— START DOCUMENT PASSAGE —
Personal information
- Nationality: Austrian
- Born: 26 January 2003 (age 23) Schwarzach im Pongau, Austria

Sport
- Country: Austria
- Sport: Biathlon

Medal record
Women's biathlon
Representing Austria
Youth Olympic Games
| Bronze medal – third place | 2020 Lausanne | Sprint |
Junior World Championships
| Gold medal – first place | 2025 Östersund | 7.5 km sprint |
| Bronze medal – third place | 2024 Otepää | Mixed relay |
| Bronze medal – third place | 2025 Östersund | Mixed relay |

= Anna Andexer =

Austrian biathlete (born 2003)

Anna Andexer (born 26 January 2003) is an Austrian biathlete. She won a bronze medal in the sprint at the 2020 Youth Olympic Games.
— END DOCUMENT PASSAGE —
| REQUEST 1 |
List every medal in the biathlete profile's medal record, giving each one's color, year, venue and event.
— START THE DATA —
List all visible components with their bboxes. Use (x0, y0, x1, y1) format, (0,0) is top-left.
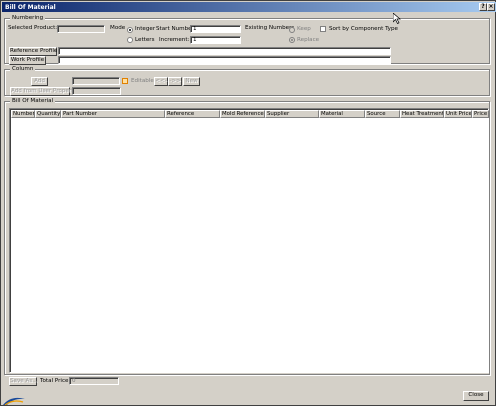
column-legend: Column (10, 66, 36, 73)
bom-table[interactable]: Number Quantity Part Number Reference Mo… (9, 108, 489, 373)
sort-label: Sort by Component Type (329, 26, 398, 32)
col-price[interactable]: Price (472, 110, 489, 118)
new-column-button[interactable]: New (183, 77, 200, 86)
add-column-button[interactable]: Add (31, 77, 48, 86)
save-as-button[interactable]: Save As... (9, 377, 38, 386)
replace-label: Replace (297, 37, 320, 43)
add-user-property-button[interactable]: Add from User Property (10, 87, 77, 96)
help-button[interactable]: ? (479, 3, 487, 11)
col-reference[interactable]: Reference (165, 110, 220, 118)
col-source[interactable]: Source (365, 110, 400, 118)
reference-profile-field[interactable] (58, 47, 391, 55)
close-window-button[interactable]: × (487, 3, 495, 11)
bom-legend: Bill Of Material (10, 98, 56, 105)
mode-label: Mode (110, 25, 126, 31)
col-supplier[interactable]: Supplier (265, 110, 319, 118)
total-price-field: 0 (69, 377, 119, 385)
increment-label: Increment: (159, 37, 190, 43)
letters-radio[interactable] (127, 37, 133, 43)
app-logo-icon (3, 397, 25, 405)
reference-profile-button[interactable]: Reference Profile (9, 47, 57, 56)
replace-radio[interactable] (289, 37, 295, 43)
title-bar[interactable]: Bill Of Material ? × (2, 2, 496, 12)
col-quantity[interactable]: Quantity (35, 110, 61, 118)
move-left-button[interactable]: <<- (154, 77, 168, 86)
letters-label: Letters (135, 37, 155, 43)
selected-product-field (57, 25, 105, 33)
selected-product-label: Selected Product: (8, 25, 58, 31)
col-unit-price[interactable]: Unit Price (444, 110, 472, 118)
keep-label: Keep (297, 26, 311, 32)
increment-input[interactable]: 1 (190, 36, 241, 44)
work-profile-field[interactable] (58, 56, 391, 64)
existing-numbers-label: Existing Numbers (245, 25, 295, 31)
col-heat-treatment[interactable]: Heat Treatment (400, 110, 444, 118)
editable-checkbox[interactable] (122, 78, 128, 84)
integer-label: Integer (135, 26, 156, 32)
user-property-field (72, 87, 121, 95)
mouse-cursor-icon (393, 13, 401, 24)
window-title: Bill Of Material (5, 3, 56, 11)
editable-label: Editable (131, 78, 154, 84)
bom-table-header: Number Quantity Part Number Reference Mo… (11, 110, 489, 118)
work-profile-button[interactable]: Work Profile (9, 56, 46, 65)
bom-dialog: Bill Of Material ? × Numbering Selected … (0, 0, 496, 406)
keep-radio[interactable] (289, 27, 295, 33)
column-name-field (72, 77, 120, 85)
numbering-legend: Numbering (10, 15, 46, 22)
sort-checkbox[interactable] (320, 26, 326, 32)
start-number-input[interactable]: 1 (190, 25, 241, 33)
col-part-number[interactable]: Part Number (61, 110, 165, 118)
integer-radio[interactable] (127, 27, 133, 33)
close-button[interactable]: Close (463, 391, 489, 401)
col-number[interactable]: Number (11, 110, 35, 118)
col-mold-reference[interactable]: Mold Reference (220, 110, 265, 118)
col-material[interactable]: Material (319, 110, 365, 118)
total-price-label: Total Price: (40, 378, 71, 384)
move-right-button[interactable]: ->> (168, 77, 182, 86)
— END THE DATA —
| REQUEST 2 |
Copy the lines of the records word for word, starting at the line that contains "column-legend: Column (10, 66, 36, 73)" and ending at the line that contains "reference-profile-field[interactable] (58, 47, 391, 55)".

| EXPECTED ANSWER 1 |
- Bronze, 2020, Lausanne, Sprint
- Gold, 2025, Östersund, 7.5 km sprint
- Bronze, 2024, Otepää, Mixed relay
- Bronze, 2025, Östersund, Mixed relay

| EXPECTED ANSWER 2 |
column-legend: Column (10, 66, 36, 73)
bom-table[interactable]: Number Quantity Part Number Reference Mo… (9, 108, 489, 373)
sort-label: Sort by Component Type (329, 26, 398, 32)
col-price[interactable]: Price (472, 110, 489, 118)
new-column-button[interactable]: New (183, 77, 200, 86)
add-column-button[interactable]: Add (31, 77, 48, 86)
save-as-button[interactable]: Save As... (9, 377, 38, 386)
replace-label: Replace (297, 37, 320, 43)
add-user-property-button[interactable]: Add from User Property (10, 87, 77, 96)
help-button[interactable]: ? (479, 3, 487, 11)
col-reference[interactable]: Reference (165, 110, 220, 118)
col-source[interactable]: Source (365, 110, 400, 118)
reference-profile-field[interactable] (58, 47, 391, 55)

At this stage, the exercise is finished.